Your goal: Answer with a single number, the count of lines holding the word "true".

Supplied data:

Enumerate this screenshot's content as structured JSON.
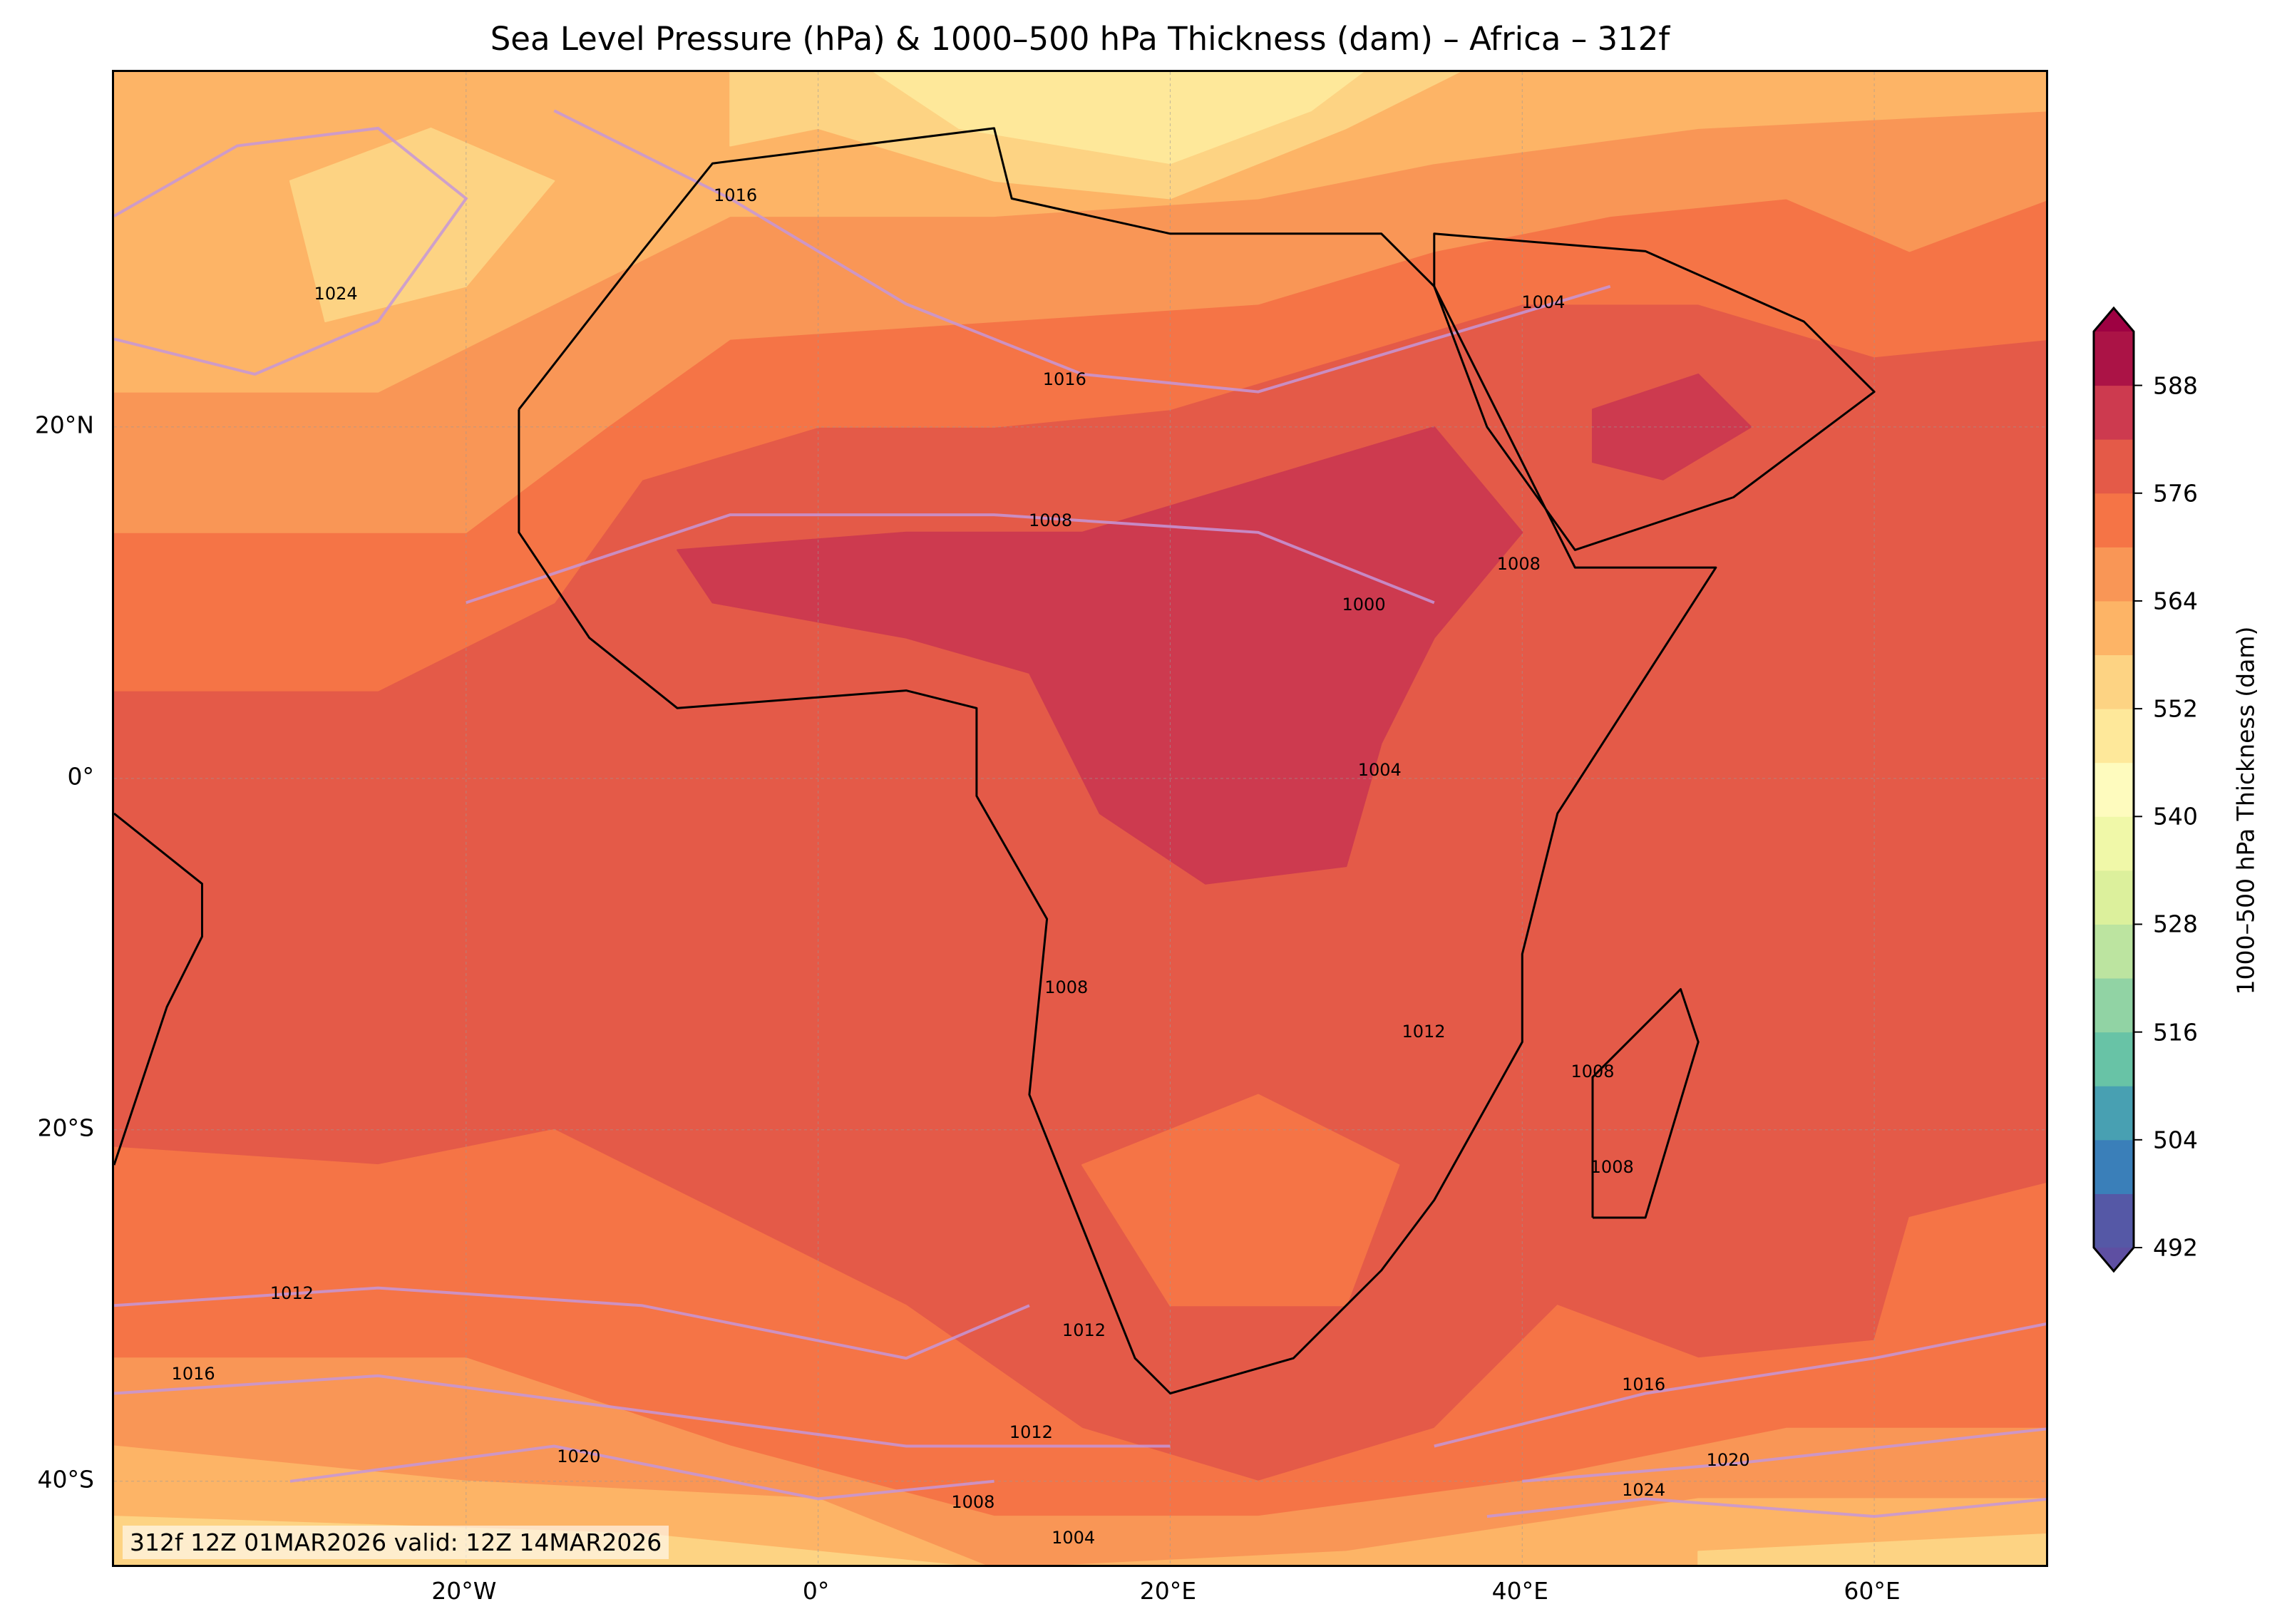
{
  "title": "Sea Level Pressure (hPa) & 1000–500 hPa Thickness (dam) – Africa – 312f",
  "map": {
    "extent": {
      "lon": [
        -40,
        70
      ],
      "lat": [
        -45,
        40.2
      ]
    },
    "x_ticks": [
      {
        "lon": -20,
        "label": "20°W"
      },
      {
        "lon": 0,
        "label": "0°"
      },
      {
        "lon": 20,
        "label": "20°E"
      },
      {
        "lon": 40,
        "label": "40°E"
      },
      {
        "lon": 60,
        "label": "60°E"
      }
    ],
    "y_ticks": [
      {
        "lat": 20,
        "label": "20°N"
      },
      {
        "lat": 0,
        "label": "0°"
      },
      {
        "lat": -20,
        "label": "20°S"
      },
      {
        "lat": -40,
        "label": "40°S"
      }
    ],
    "stamp": "312f 12Z 01MAR2026 valid: 12Z 14MAR2026",
    "background_level": 576,
    "thickness_regions": [
      {
        "level": 570,
        "poly": [
          [
            -40,
            5
          ],
          [
            -25,
            5
          ],
          [
            -15,
            10
          ],
          [
            -10,
            17
          ],
          [
            0,
            20
          ],
          [
            10,
            20
          ],
          [
            20,
            21
          ],
          [
            30,
            24
          ],
          [
            40,
            27
          ],
          [
            50,
            27
          ],
          [
            60,
            24
          ],
          [
            70,
            25
          ],
          [
            70,
            41
          ],
          [
            -40,
            41
          ]
        ]
      },
      {
        "level": 564,
        "poly": [
          [
            -40,
            14
          ],
          [
            -20,
            14
          ],
          [
            -12,
            20
          ],
          [
            -5,
            25
          ],
          [
            10,
            26
          ],
          [
            25,
            27
          ],
          [
            35,
            30
          ],
          [
            45,
            32
          ],
          [
            55,
            33
          ],
          [
            62,
            30
          ],
          [
            70,
            33
          ],
          [
            70,
            41
          ],
          [
            -40,
            41
          ]
        ]
      },
      {
        "level": 558,
        "poly": [
          [
            -40,
            22
          ],
          [
            -25,
            22
          ],
          [
            -15,
            27
          ],
          [
            -5,
            32
          ],
          [
            10,
            32
          ],
          [
            25,
            33
          ],
          [
            35,
            35
          ],
          [
            50,
            37
          ],
          [
            70,
            38
          ],
          [
            70,
            41
          ],
          [
            -40,
            41
          ]
        ]
      },
      {
        "level": 552,
        "poly": [
          [
            -28,
            26
          ],
          [
            -20,
            28
          ],
          [
            -15,
            34
          ],
          [
            -22,
            37
          ],
          [
            -30,
            34
          ]
        ]
      },
      {
        "level": 552,
        "poly": [
          [
            -5,
            36
          ],
          [
            0,
            37
          ],
          [
            10,
            34
          ],
          [
            20,
            33
          ],
          [
            30,
            37
          ],
          [
            38,
            41
          ],
          [
            -5,
            41
          ]
        ]
      },
      {
        "level": 546,
        "poly": [
          [
            2,
            41
          ],
          [
            8,
            37
          ],
          [
            20,
            35
          ],
          [
            28,
            38
          ],
          [
            32,
            41
          ]
        ]
      },
      {
        "level": 582,
        "poly": [
          [
            -8,
            13
          ],
          [
            5,
            14
          ],
          [
            15,
            14
          ],
          [
            25,
            17
          ],
          [
            35,
            20
          ],
          [
            40,
            14
          ],
          [
            35,
            8
          ],
          [
            32,
            2
          ],
          [
            30,
            -5
          ],
          [
            22,
            -6
          ],
          [
            16,
            -2
          ],
          [
            12,
            6
          ],
          [
            5,
            8
          ],
          [
            -6,
            10
          ]
        ]
      },
      {
        "level": 582,
        "poly": [
          [
            44,
            21
          ],
          [
            50,
            23
          ],
          [
            53,
            20
          ],
          [
            48,
            17
          ],
          [
            44,
            18
          ]
        ]
      },
      {
        "level": 570,
        "poly": [
          [
            -40,
            -21
          ],
          [
            -25,
            -22
          ],
          [
            -15,
            -20
          ],
          [
            -5,
            -25
          ],
          [
            5,
            -30
          ],
          [
            15,
            -37
          ],
          [
            25,
            -40
          ],
          [
            35,
            -37
          ],
          [
            42,
            -30
          ],
          [
            50,
            -33
          ],
          [
            60,
            -32
          ],
          [
            62,
            -25
          ],
          [
            70,
            -23
          ],
          [
            70,
            -46
          ],
          [
            -40,
            -46
          ]
        ]
      },
      {
        "level": 570,
        "poly": [
          [
            15,
            -22
          ],
          [
            25,
            -18
          ],
          [
            33,
            -22
          ],
          [
            30,
            -30
          ],
          [
            20,
            -30
          ]
        ]
      },
      {
        "level": 564,
        "poly": [
          [
            -40,
            -33
          ],
          [
            -20,
            -33
          ],
          [
            -5,
            -38
          ],
          [
            10,
            -42
          ],
          [
            25,
            -42
          ],
          [
            40,
            -40
          ],
          [
            55,
            -37
          ],
          [
            70,
            -37
          ],
          [
            70,
            -46
          ],
          [
            -40,
            -46
          ]
        ]
      },
      {
        "level": 558,
        "poly": [
          [
            -40,
            -38
          ],
          [
            -20,
            -40
          ],
          [
            0,
            -41
          ],
          [
            10,
            -45
          ],
          [
            30,
            -44
          ],
          [
            50,
            -41
          ],
          [
            70,
            -41
          ],
          [
            70,
            -46
          ],
          [
            -40,
            -46
          ]
        ]
      },
      {
        "level": 552,
        "poly": [
          [
            -40,
            -42
          ],
          [
            -10,
            -43
          ],
          [
            0,
            -44
          ],
          [
            20,
            -46
          ],
          [
            -40,
            -46
          ]
        ]
      },
      {
        "level": 552,
        "poly": [
          [
            50,
            -44
          ],
          [
            70,
            -43
          ],
          [
            70,
            -46
          ],
          [
            50,
            -46
          ]
        ]
      }
    ],
    "coastlines": [
      [
        [
          -17,
          21
        ],
        [
          -10,
          30
        ],
        [
          -6,
          35
        ],
        [
          10,
          37
        ],
        [
          11,
          33
        ],
        [
          20,
          31
        ],
        [
          32,
          31
        ],
        [
          35,
          28
        ],
        [
          43,
          12
        ],
        [
          51,
          12
        ],
        [
          42,
          -2
        ],
        [
          40,
          -10
        ],
        [
          40,
          -15
        ],
        [
          35,
          -24
        ],
        [
          32,
          -28
        ],
        [
          27,
          -33
        ],
        [
          20,
          -35
        ],
        [
          18,
          -33
        ],
        [
          12,
          -18
        ],
        [
          13,
          -8
        ],
        [
          9,
          -1
        ],
        [
          9,
          4
        ],
        [
          5,
          5
        ],
        [
          -8,
          4
        ],
        [
          -13,
          8
        ],
        [
          -17,
          14
        ],
        [
          -17,
          21
        ]
      ],
      [
        [
          35,
          28
        ],
        [
          35,
          31
        ],
        [
          47,
          30
        ],
        [
          56,
          26
        ],
        [
          60,
          22
        ],
        [
          52,
          16
        ],
        [
          43,
          13
        ],
        [
          38,
          20
        ],
        [
          35,
          28
        ]
      ],
      [
        [
          44,
          -25
        ],
        [
          47,
          -25
        ],
        [
          50,
          -15
        ],
        [
          49,
          -12
        ],
        [
          44,
          -17
        ],
        [
          44,
          -25
        ]
      ],
      [
        [
          -40,
          -2
        ],
        [
          -35,
          -6
        ],
        [
          -35,
          -9
        ],
        [
          -37,
          -13
        ],
        [
          -40,
          -22
        ]
      ]
    ],
    "pressure_labels": [
      {
        "text": "1016",
        "lon": -4.7,
        "lat": 33.2
      },
      {
        "text": "1024",
        "lon": -27.4,
        "lat": 27.6
      },
      {
        "text": "1016",
        "lon": 14,
        "lat": 22.7
      },
      {
        "text": "1004",
        "lon": 41.2,
        "lat": 27.1
      },
      {
        "text": "1008",
        "lon": 13.2,
        "lat": 14.7
      },
      {
        "text": "1008",
        "lon": 39.8,
        "lat": 12.2
      },
      {
        "text": "1000",
        "lon": 31,
        "lat": 9.9
      },
      {
        "text": "1004",
        "lon": 31.9,
        "lat": 0.5
      },
      {
        "text": "1008",
        "lon": 14.1,
        "lat": -11.9
      },
      {
        "text": "1012",
        "lon": 34.4,
        "lat": -14.4
      },
      {
        "text": "1008",
        "lon": 44,
        "lat": -16.7
      },
      {
        "text": "1008",
        "lon": 45.1,
        "lat": -22.1
      },
      {
        "text": "1012",
        "lon": -29.9,
        "lat": -29.3
      },
      {
        "text": "1016",
        "lon": -35.5,
        "lat": -33.9
      },
      {
        "text": "1012",
        "lon": 15.1,
        "lat": -31.4
      },
      {
        "text": "1016",
        "lon": 46.9,
        "lat": -34.5
      },
      {
        "text": "1012",
        "lon": 12.1,
        "lat": -37.2
      },
      {
        "text": "1020",
        "lon": -13.6,
        "lat": -38.6
      },
      {
        "text": "1020",
        "lon": 51.7,
        "lat": -38.8
      },
      {
        "text": "1024",
        "lon": 46.9,
        "lat": -40.5
      },
      {
        "text": "1008",
        "lon": 8.8,
        "lat": -41.2
      },
      {
        "text": "1004",
        "lon": 14.5,
        "lat": -43.2
      }
    ],
    "pressure_lines": [
      [
        [
          -40,
          32
        ],
        [
          -33,
          36
        ],
        [
          -25,
          37
        ],
        [
          -20,
          33
        ],
        [
          -25,
          26
        ],
        [
          -32,
          23
        ],
        [
          -40,
          25
        ]
      ],
      [
        [
          -15,
          38
        ],
        [
          -5,
          33
        ],
        [
          5,
          27
        ],
        [
          15,
          23
        ],
        [
          25,
          22
        ],
        [
          35,
          25
        ],
        [
          45,
          28
        ]
      ],
      [
        [
          -20,
          10
        ],
        [
          -5,
          15
        ],
        [
          10,
          15
        ],
        [
          25,
          14
        ],
        [
          35,
          10
        ]
      ],
      [
        [
          -40,
          -30
        ],
        [
          -25,
          -29
        ],
        [
          -10,
          -30
        ],
        [
          5,
          -33
        ],
        [
          12,
          -30
        ]
      ],
      [
        [
          -40,
          -35
        ],
        [
          -25,
          -34
        ],
        [
          -10,
          -36
        ],
        [
          5,
          -38
        ],
        [
          20,
          -38
        ]
      ],
      [
        [
          -30,
          -40
        ],
        [
          -15,
          -38
        ],
        [
          0,
          -41
        ],
        [
          10,
          -40
        ]
      ],
      [
        [
          35,
          -38
        ],
        [
          47,
          -35
        ],
        [
          60,
          -33
        ],
        [
          70,
          -31
        ]
      ],
      [
        [
          40,
          -40
        ],
        [
          52,
          -39
        ],
        [
          70,
          -37
        ]
      ],
      [
        [
          38,
          -42
        ],
        [
          47,
          -41
        ],
        [
          60,
          -42
        ],
        [
          70,
          -41
        ]
      ]
    ]
  },
  "colorbar": {
    "label": "1000–500 hPa Thickness (dam)",
    "levels": [
      492,
      498,
      504,
      510,
      516,
      522,
      528,
      534,
      540,
      546,
      552,
      558,
      564,
      570,
      576,
      582,
      588,
      594
    ],
    "colors": [
      "#5558a6",
      "#3a7fb9",
      "#48a0b2",
      "#68c3a6",
      "#91d3a4",
      "#bce4a0",
      "#dcf09c",
      "#f0f8a8",
      "#fefbbe",
      "#fee89a",
      "#fdd383",
      "#fdb466",
      "#f99656",
      "#f57446",
      "#e45a48",
      "#cd3a4f",
      "#ab1346"
    ],
    "extend_low_color": "#5e4fa2",
    "extend_high_color": "#9e0142",
    "ticks": [
      "492",
      "504",
      "516",
      "528",
      "540",
      "552",
      "564",
      "576",
      "588"
    ]
  }
}
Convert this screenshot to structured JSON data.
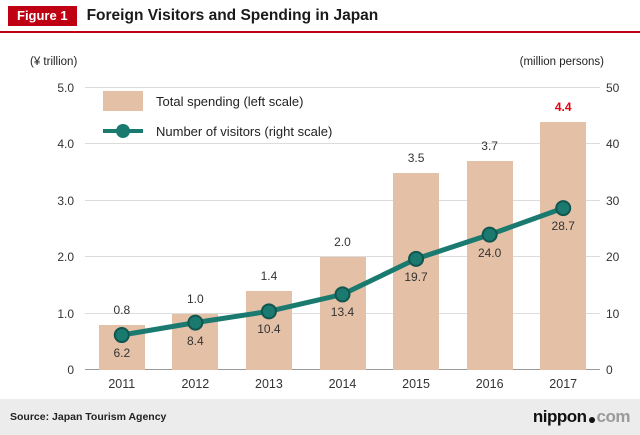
{
  "header": {
    "figure_label": "Figure 1",
    "title": "Foreign Visitors and Spending in Japan"
  },
  "colors": {
    "accent": "#bf0012",
    "highlight": "#e60012",
    "grid": "#dcdcdc",
    "baseline": "#999999",
    "footer_bg": "#ececec"
  },
  "chart_data": {
    "type": "bar+line",
    "title": "Foreign Visitors and Spending in Japan",
    "categories": [
      "2011",
      "2012",
      "2013",
      "2014",
      "2015",
      "2016",
      "2017"
    ],
    "series": [
      {
        "name": "Total spending (left scale)",
        "type": "bar",
        "axis": "left",
        "values": [
          0.8,
          1.0,
          1.4,
          2.0,
          3.5,
          3.7,
          4.4
        ],
        "labels": [
          "0.8",
          "1.0",
          "1.4",
          "2.0",
          "3.5",
          "3.7",
          "4.4"
        ],
        "color": "#e4c1a6",
        "last_label_highlighted": true
      },
      {
        "name": "Number of visitors (right scale)",
        "type": "line",
        "axis": "right",
        "values": [
          6.2,
          8.4,
          10.4,
          13.4,
          19.7,
          24.0,
          28.7
        ],
        "labels": [
          "6.2",
          "8.4",
          "10.4",
          "13.4",
          "19.7",
          "24.0",
          "28.7"
        ],
        "color": "#1a7a70",
        "marker_stroke": "#11564e"
      }
    ],
    "left_axis": {
      "unit": "(¥ trillion)",
      "min": 0,
      "max": 5,
      "ticks": [
        0,
        1,
        2,
        3,
        4,
        5
      ],
      "tick_labels": [
        "0",
        "1.0",
        "2.0",
        "3.0",
        "4.0",
        "5.0"
      ]
    },
    "right_axis": {
      "unit": "(million persons)",
      "min": 0,
      "max": 50,
      "ticks": [
        0,
        10,
        20,
        30,
        40,
        50
      ],
      "tick_labels": [
        "0",
        "10",
        "20",
        "30",
        "40",
        "50"
      ]
    },
    "grid": true,
    "legend_position": "top-left-inside"
  },
  "footer": {
    "source": "Source: Japan Tourism Agency",
    "logo": {
      "name": "nippon",
      "suffix": "com"
    }
  }
}
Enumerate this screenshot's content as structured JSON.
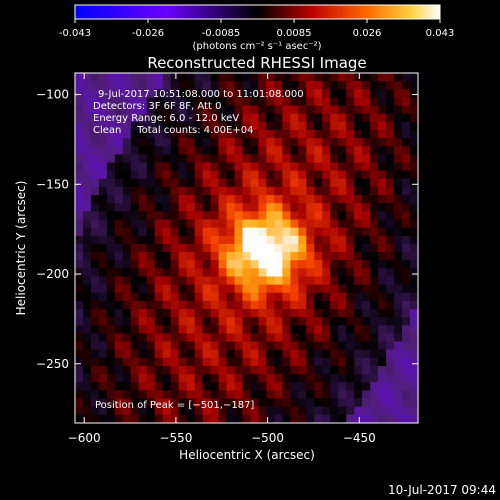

Written answer: 2